═══ TEXT PASSAGE ═══

The Blue Penny Quarterly, Number Seven, Spring 1996

Aldo Alvarez currently pursues a Doctorate in English with a creative dissertation at Binghamton University with the help of a Clifford D. Clark Graduate Fellowship. Columbia University of the City of New York awarded him a Masters in Fine Arts in Creative Writing. His short stories have appeared in ARK/Angel, Psychotrain/Brownbag Press, Pen & Sword, and Christopher Street; more work is forthcoming in future issues of Amelia and Merica Magazine. His short fiction was selected for inclusion in Best Gay Men's Fiction, 1996 and has been nominated for the Pushcart Prize. Born and raised in Mayag¸ez, Puerto Rico, he currently resides in Binghamton, New York.



Jennifer Buxton lives, works, and writes in Charlottesville, Virginia.



Jordan Elgrably is a journalist and essayist whose literary non-fiction has appeared in The Paris Review, Salmagundi, and The Best of Writers at Work 1994. He has recently completed a novel, Island of Strangers, from which "Kite Hill" is excerpted.



Pat Guiney plays guitar and sings in a rock-jazz-funk-reggae-pop-improvisational band named Bud Collins. He currently lives with his girlfriend in Mansfield Center, Connecticut. "I work tedious temporary office jobs in the downtown Hartford towers of insurance, real estate, and consulting, but I don't recognize myself in a suit and a tie."

═══

**TASK DESCRIPTION**. Pick up the Blue Penny Quarterly contributor notes after the last one shown and carry them on. The entries that follow have no part in this.

═══ DATA ═══

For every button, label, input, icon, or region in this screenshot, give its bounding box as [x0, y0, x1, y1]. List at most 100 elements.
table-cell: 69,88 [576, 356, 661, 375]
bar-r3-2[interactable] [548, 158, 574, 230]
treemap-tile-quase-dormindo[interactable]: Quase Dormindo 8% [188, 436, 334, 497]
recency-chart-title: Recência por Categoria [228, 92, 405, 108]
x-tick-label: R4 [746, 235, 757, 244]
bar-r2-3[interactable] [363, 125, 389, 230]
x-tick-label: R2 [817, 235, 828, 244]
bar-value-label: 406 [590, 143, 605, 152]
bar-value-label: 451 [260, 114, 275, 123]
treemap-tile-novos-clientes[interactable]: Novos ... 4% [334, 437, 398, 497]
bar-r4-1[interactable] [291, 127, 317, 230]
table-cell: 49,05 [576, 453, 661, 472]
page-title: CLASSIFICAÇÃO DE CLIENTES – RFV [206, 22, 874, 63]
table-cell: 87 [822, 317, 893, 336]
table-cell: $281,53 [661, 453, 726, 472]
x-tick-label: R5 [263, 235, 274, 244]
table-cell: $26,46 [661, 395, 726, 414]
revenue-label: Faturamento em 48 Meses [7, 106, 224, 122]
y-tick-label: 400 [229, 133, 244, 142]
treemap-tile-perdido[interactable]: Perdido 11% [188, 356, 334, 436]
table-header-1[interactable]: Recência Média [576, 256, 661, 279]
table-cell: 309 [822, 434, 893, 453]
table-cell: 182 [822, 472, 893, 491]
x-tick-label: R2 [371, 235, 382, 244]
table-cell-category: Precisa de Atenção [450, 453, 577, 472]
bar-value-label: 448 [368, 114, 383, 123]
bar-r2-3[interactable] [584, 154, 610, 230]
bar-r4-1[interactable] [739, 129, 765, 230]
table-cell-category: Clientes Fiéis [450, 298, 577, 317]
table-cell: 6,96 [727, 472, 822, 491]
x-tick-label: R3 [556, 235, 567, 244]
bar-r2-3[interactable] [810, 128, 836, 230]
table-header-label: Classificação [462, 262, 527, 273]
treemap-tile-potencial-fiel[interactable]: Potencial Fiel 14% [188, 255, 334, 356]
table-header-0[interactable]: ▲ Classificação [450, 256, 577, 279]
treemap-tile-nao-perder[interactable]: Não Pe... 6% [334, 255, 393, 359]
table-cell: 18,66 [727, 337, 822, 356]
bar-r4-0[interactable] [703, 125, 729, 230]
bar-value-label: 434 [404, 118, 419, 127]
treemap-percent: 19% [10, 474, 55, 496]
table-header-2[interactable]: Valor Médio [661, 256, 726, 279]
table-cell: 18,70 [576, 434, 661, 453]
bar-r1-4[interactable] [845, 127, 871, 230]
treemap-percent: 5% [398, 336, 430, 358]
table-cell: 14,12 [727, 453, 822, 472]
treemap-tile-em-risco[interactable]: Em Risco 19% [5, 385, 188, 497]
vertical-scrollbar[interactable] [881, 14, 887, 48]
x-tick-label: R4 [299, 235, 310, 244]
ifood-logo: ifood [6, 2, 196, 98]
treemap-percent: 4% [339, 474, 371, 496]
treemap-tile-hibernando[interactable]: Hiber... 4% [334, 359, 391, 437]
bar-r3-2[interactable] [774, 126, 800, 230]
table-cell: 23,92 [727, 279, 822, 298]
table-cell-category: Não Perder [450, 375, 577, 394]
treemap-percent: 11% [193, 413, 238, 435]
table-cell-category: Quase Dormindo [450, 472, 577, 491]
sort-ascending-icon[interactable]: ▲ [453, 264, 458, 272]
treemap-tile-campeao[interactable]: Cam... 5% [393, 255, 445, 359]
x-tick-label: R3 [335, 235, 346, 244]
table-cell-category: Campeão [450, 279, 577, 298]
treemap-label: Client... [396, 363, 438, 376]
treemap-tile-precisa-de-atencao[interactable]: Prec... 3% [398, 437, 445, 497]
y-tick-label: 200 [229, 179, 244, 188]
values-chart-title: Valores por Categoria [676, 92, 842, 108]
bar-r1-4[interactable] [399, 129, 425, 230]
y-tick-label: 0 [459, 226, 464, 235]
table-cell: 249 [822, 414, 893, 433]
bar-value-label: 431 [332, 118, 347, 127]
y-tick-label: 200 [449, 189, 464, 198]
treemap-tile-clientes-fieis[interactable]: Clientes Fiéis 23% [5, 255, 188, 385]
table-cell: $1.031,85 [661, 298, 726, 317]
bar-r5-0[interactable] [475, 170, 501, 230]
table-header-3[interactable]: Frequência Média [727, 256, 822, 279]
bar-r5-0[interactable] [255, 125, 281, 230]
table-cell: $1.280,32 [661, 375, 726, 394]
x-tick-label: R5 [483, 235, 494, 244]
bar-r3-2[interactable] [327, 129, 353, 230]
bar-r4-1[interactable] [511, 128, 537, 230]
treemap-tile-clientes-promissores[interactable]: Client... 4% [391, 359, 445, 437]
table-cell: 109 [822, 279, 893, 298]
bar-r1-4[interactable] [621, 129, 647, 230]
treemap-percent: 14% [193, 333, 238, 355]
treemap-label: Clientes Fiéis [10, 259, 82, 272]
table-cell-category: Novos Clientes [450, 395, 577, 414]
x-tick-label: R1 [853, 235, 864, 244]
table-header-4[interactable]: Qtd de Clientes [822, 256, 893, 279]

═══

**RESULT OF THIS EXERCISE**.
"Australia" and "Rafters" are excerpted from "Autobiography of Somebody Else," a work in progress.



Philip Hughes teaches English in Brookline, Massachusetts.



David Kitchel is a freelance Internet consultant who's learning Irish.



Ronald Edward Kittell is a sign technician in Auburn, Washington.



Peter Rondinone is Director of Journalism at LaGuardia College, the City University of New York. His stories have appeared in Fiction International, ACM(Another Chicago Magazine),Wascana Review, and Venue.



Mark Trainer graduated from the Creative Writing Program at the University of Virginia and has just completed a novel.



Chris Waters has two poems in Summer Fires: New Poetry of Africa (Heinemann) and started Rhode Island's Live Poets Society.



Katherine Williams writes "I'm a native Californian, transplanted to Texas four years ago. I try to squeak in a daily dose of writing when I'm not mothering my two small children (which is my full time job). I've had over a dozen stories published in the small presses in the past three years, and a chapbook of four of my stories entitled Of Angels, Crows and Three Tall Whores should be coming out sometime this spring, as part of Pyx Press's series on North American Magic Realism. "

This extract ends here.